> **Given request**:
Find the lines with "name" in them and copy them out.

Start Data for the task

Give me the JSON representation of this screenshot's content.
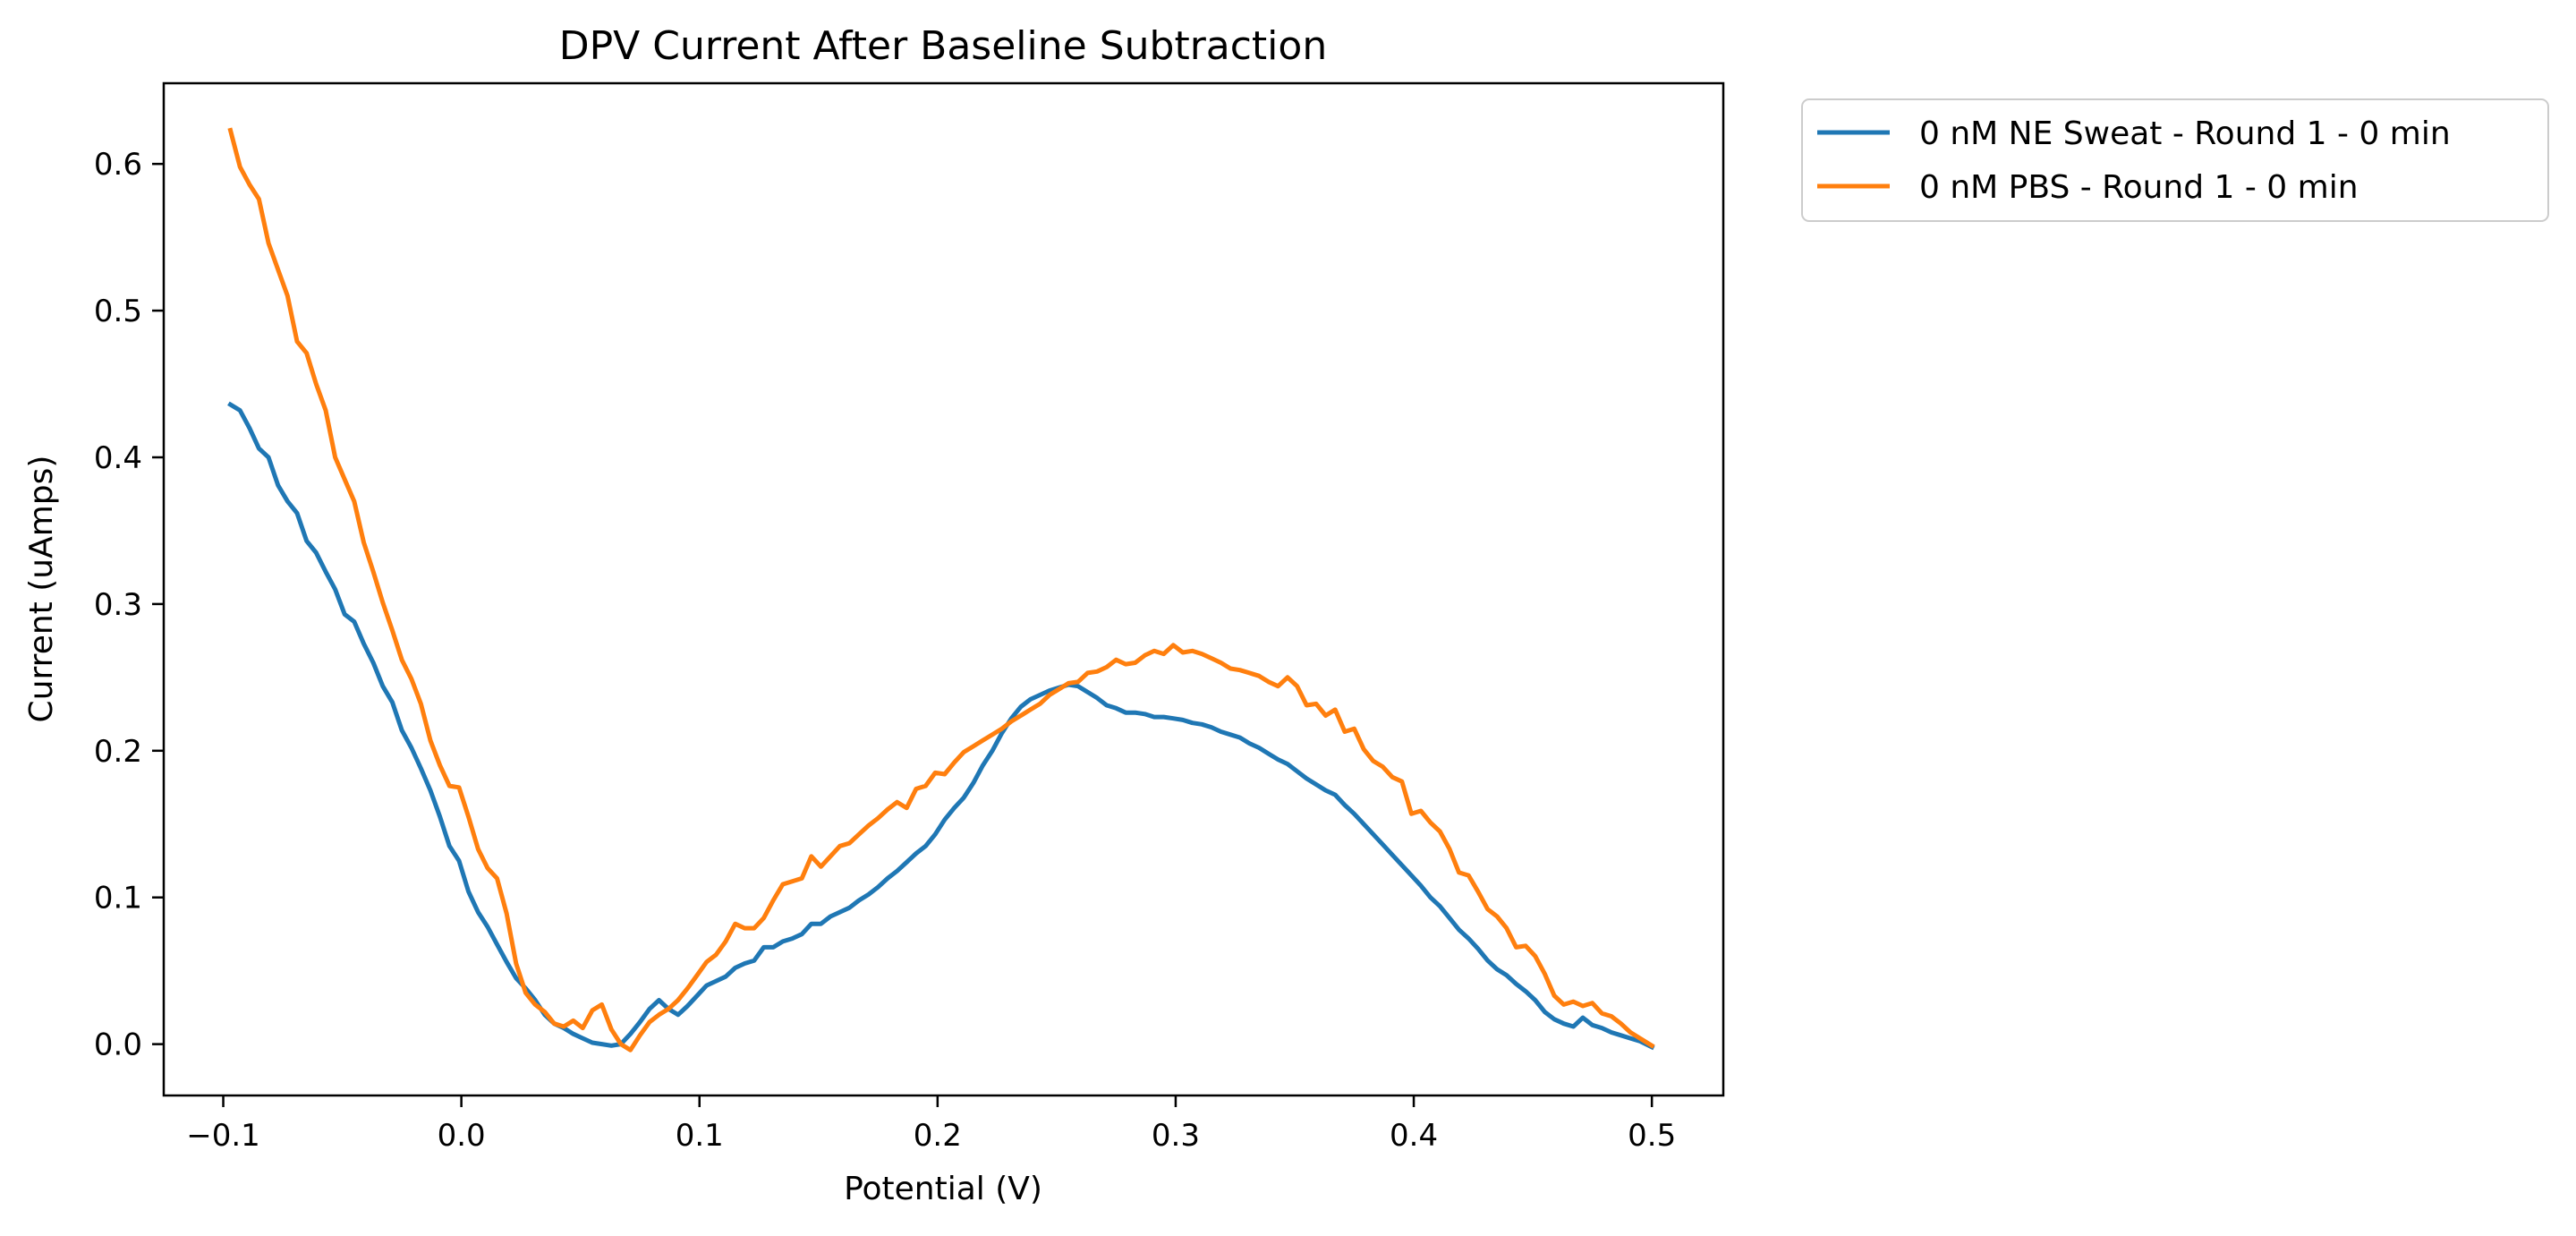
{
  "chart_data": {
    "type": "line",
    "title": "DPV Current After Baseline Subtraction",
    "xlabel": "Potential (V)",
    "ylabel": "Current (uAmps)",
    "xlim": [
      -0.125,
      0.53
    ],
    "ylim": [
      -0.035,
      0.655
    ],
    "xticks": [
      -0.1,
      0.0,
      0.1,
      0.2,
      0.3,
      0.4,
      0.5
    ],
    "xtick_labels": [
      "−0.1",
      "0.0",
      "0.1",
      "0.2",
      "0.3",
      "0.4",
      "0.5"
    ],
    "yticks": [
      0.0,
      0.1,
      0.2,
      0.3,
      0.4,
      0.5,
      0.6
    ],
    "ytick_labels": [
      "0.0",
      "0.1",
      "0.2",
      "0.3",
      "0.4",
      "0.5",
      "0.6"
    ],
    "grid": false,
    "legend_position": "outside-top-right",
    "series": [
      {
        "name": "0 nM NE Sweat - Round 1 - 0 min",
        "color": "#1f77b4",
        "points": [
          [
            -0.097,
            0.436
          ],
          [
            -0.093,
            0.432
          ],
          [
            -0.089,
            0.42
          ],
          [
            -0.085,
            0.406
          ],
          [
            -0.081,
            0.4
          ],
          [
            -0.077,
            0.381
          ],
          [
            -0.073,
            0.37
          ],
          [
            -0.069,
            0.362
          ],
          [
            -0.065,
            0.343
          ],
          [
            -0.061,
            0.335
          ],
          [
            -0.057,
            0.322
          ],
          [
            -0.053,
            0.31
          ],
          [
            -0.049,
            0.293
          ],
          [
            -0.045,
            0.288
          ],
          [
            -0.041,
            0.273
          ],
          [
            -0.037,
            0.26
          ],
          [
            -0.033,
            0.244
          ],
          [
            -0.029,
            0.233
          ],
          [
            -0.025,
            0.214
          ],
          [
            -0.021,
            0.202
          ],
          [
            -0.017,
            0.188
          ],
          [
            -0.013,
            0.173
          ],
          [
            -0.009,
            0.155
          ],
          [
            -0.005,
            0.135
          ],
          [
            -0.001,
            0.125
          ],
          [
            0.003,
            0.104
          ],
          [
            0.007,
            0.09
          ],
          [
            0.011,
            0.08
          ],
          [
            0.015,
            0.068
          ],
          [
            0.019,
            0.056
          ],
          [
            0.023,
            0.045
          ],
          [
            0.027,
            0.038
          ],
          [
            0.031,
            0.03
          ],
          [
            0.035,
            0.02
          ],
          [
            0.039,
            0.014
          ],
          [
            0.043,
            0.011
          ],
          [
            0.047,
            0.007
          ],
          [
            0.051,
            0.004
          ],
          [
            0.055,
            0.001
          ],
          [
            0.059,
            0.0
          ],
          [
            0.063,
            -0.001
          ],
          [
            0.067,
            0.0
          ],
          [
            0.071,
            0.007
          ],
          [
            0.075,
            0.015
          ],
          [
            0.079,
            0.024
          ],
          [
            0.083,
            0.03
          ],
          [
            0.087,
            0.024
          ],
          [
            0.091,
            0.02
          ],
          [
            0.095,
            0.026
          ],
          [
            0.099,
            0.033
          ],
          [
            0.103,
            0.04
          ],
          [
            0.107,
            0.043
          ],
          [
            0.111,
            0.046
          ],
          [
            0.115,
            0.052
          ],
          [
            0.119,
            0.055
          ],
          [
            0.123,
            0.057
          ],
          [
            0.127,
            0.066
          ],
          [
            0.131,
            0.066
          ],
          [
            0.135,
            0.07
          ],
          [
            0.139,
            0.072
          ],
          [
            0.143,
            0.075
          ],
          [
            0.147,
            0.082
          ],
          [
            0.151,
            0.082
          ],
          [
            0.155,
            0.087
          ],
          [
            0.159,
            0.09
          ],
          [
            0.163,
            0.093
          ],
          [
            0.167,
            0.098
          ],
          [
            0.171,
            0.102
          ],
          [
            0.175,
            0.107
          ],
          [
            0.179,
            0.113
          ],
          [
            0.183,
            0.118
          ],
          [
            0.187,
            0.124
          ],
          [
            0.191,
            0.13
          ],
          [
            0.195,
            0.135
          ],
          [
            0.199,
            0.143
          ],
          [
            0.203,
            0.153
          ],
          [
            0.207,
            0.161
          ],
          [
            0.211,
            0.168
          ],
          [
            0.215,
            0.178
          ],
          [
            0.219,
            0.19
          ],
          [
            0.223,
            0.2
          ],
          [
            0.227,
            0.212
          ],
          [
            0.231,
            0.222
          ],
          [
            0.235,
            0.23
          ],
          [
            0.239,
            0.235
          ],
          [
            0.243,
            0.238
          ],
          [
            0.247,
            0.241
          ],
          [
            0.251,
            0.243
          ],
          [
            0.255,
            0.245
          ],
          [
            0.259,
            0.244
          ],
          [
            0.263,
            0.24
          ],
          [
            0.267,
            0.236
          ],
          [
            0.271,
            0.231
          ],
          [
            0.275,
            0.229
          ],
          [
            0.279,
            0.226
          ],
          [
            0.283,
            0.226
          ],
          [
            0.287,
            0.225
          ],
          [
            0.291,
            0.223
          ],
          [
            0.295,
            0.223
          ],
          [
            0.299,
            0.222
          ],
          [
            0.303,
            0.221
          ],
          [
            0.307,
            0.219
          ],
          [
            0.311,
            0.218
          ],
          [
            0.315,
            0.216
          ],
          [
            0.319,
            0.213
          ],
          [
            0.323,
            0.211
          ],
          [
            0.327,
            0.209
          ],
          [
            0.331,
            0.205
          ],
          [
            0.335,
            0.202
          ],
          [
            0.339,
            0.198
          ],
          [
            0.343,
            0.194
          ],
          [
            0.347,
            0.191
          ],
          [
            0.351,
            0.186
          ],
          [
            0.355,
            0.181
          ],
          [
            0.359,
            0.177
          ],
          [
            0.363,
            0.173
          ],
          [
            0.367,
            0.17
          ],
          [
            0.371,
            0.163
          ],
          [
            0.375,
            0.157
          ],
          [
            0.379,
            0.15
          ],
          [
            0.383,
            0.143
          ],
          [
            0.387,
            0.136
          ],
          [
            0.391,
            0.129
          ],
          [
            0.395,
            0.122
          ],
          [
            0.399,
            0.115
          ],
          [
            0.403,
            0.108
          ],
          [
            0.407,
            0.1
          ],
          [
            0.411,
            0.094
          ],
          [
            0.415,
            0.086
          ],
          [
            0.419,
            0.078
          ],
          [
            0.423,
            0.072
          ],
          [
            0.427,
            0.065
          ],
          [
            0.431,
            0.057
          ],
          [
            0.435,
            0.051
          ],
          [
            0.439,
            0.047
          ],
          [
            0.443,
            0.041
          ],
          [
            0.447,
            0.036
          ],
          [
            0.451,
            0.03
          ],
          [
            0.455,
            0.022
          ],
          [
            0.459,
            0.017
          ],
          [
            0.463,
            0.014
          ],
          [
            0.467,
            0.012
          ],
          [
            0.471,
            0.018
          ],
          [
            0.475,
            0.013
          ],
          [
            0.479,
            0.011
          ],
          [
            0.483,
            0.008
          ],
          [
            0.487,
            0.006
          ],
          [
            0.491,
            0.004
          ],
          [
            0.495,
            0.002
          ],
          [
            0.5,
            -0.002
          ]
        ]
      },
      {
        "name": "0 nM PBS - Round 1 - 0 min",
        "color": "#ff7f0e",
        "points": [
          [
            -0.097,
            0.623
          ],
          [
            -0.093,
            0.598
          ],
          [
            -0.089,
            0.586
          ],
          [
            -0.085,
            0.576
          ],
          [
            -0.081,
            0.546
          ],
          [
            -0.077,
            0.528
          ],
          [
            -0.073,
            0.51
          ],
          [
            -0.069,
            0.479
          ],
          [
            -0.065,
            0.471
          ],
          [
            -0.061,
            0.45
          ],
          [
            -0.057,
            0.432
          ],
          [
            -0.053,
            0.4
          ],
          [
            -0.049,
            0.385
          ],
          [
            -0.045,
            0.37
          ],
          [
            -0.041,
            0.342
          ],
          [
            -0.037,
            0.322
          ],
          [
            -0.033,
            0.301
          ],
          [
            -0.029,
            0.282
          ],
          [
            -0.025,
            0.262
          ],
          [
            -0.021,
            0.249
          ],
          [
            -0.017,
            0.232
          ],
          [
            -0.013,
            0.207
          ],
          [
            -0.009,
            0.19
          ],
          [
            -0.005,
            0.176
          ],
          [
            -0.001,
            0.175
          ],
          [
            0.003,
            0.155
          ],
          [
            0.007,
            0.133
          ],
          [
            0.011,
            0.12
          ],
          [
            0.015,
            0.113
          ],
          [
            0.019,
            0.089
          ],
          [
            0.023,
            0.055
          ],
          [
            0.027,
            0.035
          ],
          [
            0.031,
            0.027
          ],
          [
            0.035,
            0.022
          ],
          [
            0.039,
            0.014
          ],
          [
            0.043,
            0.012
          ],
          [
            0.047,
            0.016
          ],
          [
            0.051,
            0.011
          ],
          [
            0.055,
            0.023
          ],
          [
            0.059,
            0.027
          ],
          [
            0.063,
            0.01
          ],
          [
            0.067,
            0.0
          ],
          [
            0.071,
            -0.004
          ],
          [
            0.075,
            0.006
          ],
          [
            0.079,
            0.015
          ],
          [
            0.083,
            0.02
          ],
          [
            0.087,
            0.024
          ],
          [
            0.091,
            0.03
          ],
          [
            0.095,
            0.038
          ],
          [
            0.099,
            0.047
          ],
          [
            0.103,
            0.056
          ],
          [
            0.107,
            0.061
          ],
          [
            0.111,
            0.07
          ],
          [
            0.115,
            0.082
          ],
          [
            0.119,
            0.079
          ],
          [
            0.123,
            0.079
          ],
          [
            0.127,
            0.086
          ],
          [
            0.131,
            0.098
          ],
          [
            0.135,
            0.109
          ],
          [
            0.139,
            0.111
          ],
          [
            0.143,
            0.113
          ],
          [
            0.147,
            0.128
          ],
          [
            0.151,
            0.121
          ],
          [
            0.155,
            0.128
          ],
          [
            0.159,
            0.135
          ],
          [
            0.163,
            0.137
          ],
          [
            0.167,
            0.143
          ],
          [
            0.171,
            0.149
          ],
          [
            0.175,
            0.154
          ],
          [
            0.179,
            0.16
          ],
          [
            0.183,
            0.165
          ],
          [
            0.187,
            0.161
          ],
          [
            0.191,
            0.174
          ],
          [
            0.195,
            0.176
          ],
          [
            0.199,
            0.185
          ],
          [
            0.203,
            0.184
          ],
          [
            0.207,
            0.192
          ],
          [
            0.211,
            0.199
          ],
          [
            0.215,
            0.203
          ],
          [
            0.219,
            0.207
          ],
          [
            0.223,
            0.211
          ],
          [
            0.227,
            0.215
          ],
          [
            0.231,
            0.22
          ],
          [
            0.235,
            0.224
          ],
          [
            0.239,
            0.228
          ],
          [
            0.243,
            0.232
          ],
          [
            0.247,
            0.238
          ],
          [
            0.251,
            0.242
          ],
          [
            0.255,
            0.246
          ],
          [
            0.259,
            0.247
          ],
          [
            0.263,
            0.253
          ],
          [
            0.267,
            0.254
          ],
          [
            0.271,
            0.257
          ],
          [
            0.275,
            0.262
          ],
          [
            0.279,
            0.259
          ],
          [
            0.283,
            0.26
          ],
          [
            0.287,
            0.265
          ],
          [
            0.291,
            0.268
          ],
          [
            0.295,
            0.266
          ],
          [
            0.299,
            0.272
          ],
          [
            0.303,
            0.267
          ],
          [
            0.307,
            0.268
          ],
          [
            0.311,
            0.266
          ],
          [
            0.315,
            0.263
          ],
          [
            0.319,
            0.26
          ],
          [
            0.323,
            0.256
          ],
          [
            0.327,
            0.255
          ],
          [
            0.331,
            0.253
          ],
          [
            0.335,
            0.251
          ],
          [
            0.339,
            0.247
          ],
          [
            0.343,
            0.244
          ],
          [
            0.347,
            0.25
          ],
          [
            0.351,
            0.244
          ],
          [
            0.355,
            0.231
          ],
          [
            0.359,
            0.232
          ],
          [
            0.363,
            0.224
          ],
          [
            0.367,
            0.228
          ],
          [
            0.371,
            0.213
          ],
          [
            0.375,
            0.215
          ],
          [
            0.379,
            0.201
          ],
          [
            0.383,
            0.193
          ],
          [
            0.387,
            0.189
          ],
          [
            0.391,
            0.182
          ],
          [
            0.395,
            0.179
          ],
          [
            0.399,
            0.157
          ],
          [
            0.403,
            0.159
          ],
          [
            0.407,
            0.151
          ],
          [
            0.411,
            0.145
          ],
          [
            0.415,
            0.133
          ],
          [
            0.419,
            0.117
          ],
          [
            0.423,
            0.115
          ],
          [
            0.427,
            0.104
          ],
          [
            0.431,
            0.092
          ],
          [
            0.435,
            0.087
          ],
          [
            0.439,
            0.079
          ],
          [
            0.443,
            0.066
          ],
          [
            0.447,
            0.067
          ],
          [
            0.451,
            0.06
          ],
          [
            0.455,
            0.048
          ],
          [
            0.459,
            0.033
          ],
          [
            0.463,
            0.027
          ],
          [
            0.467,
            0.029
          ],
          [
            0.471,
            0.026
          ],
          [
            0.475,
            0.028
          ],
          [
            0.479,
            0.021
          ],
          [
            0.483,
            0.019
          ],
          [
            0.487,
            0.014
          ],
          [
            0.491,
            0.008
          ],
          [
            0.495,
            0.004
          ],
          [
            0.5,
            -0.001
          ]
        ]
      }
    ]
  }
}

End Data for the task

> **Answer to this problem**:
        "name": "0 nM NE Sweat - Round 1 - 0 min",
        "name": "0 nM PBS - Round 1 - 0 min",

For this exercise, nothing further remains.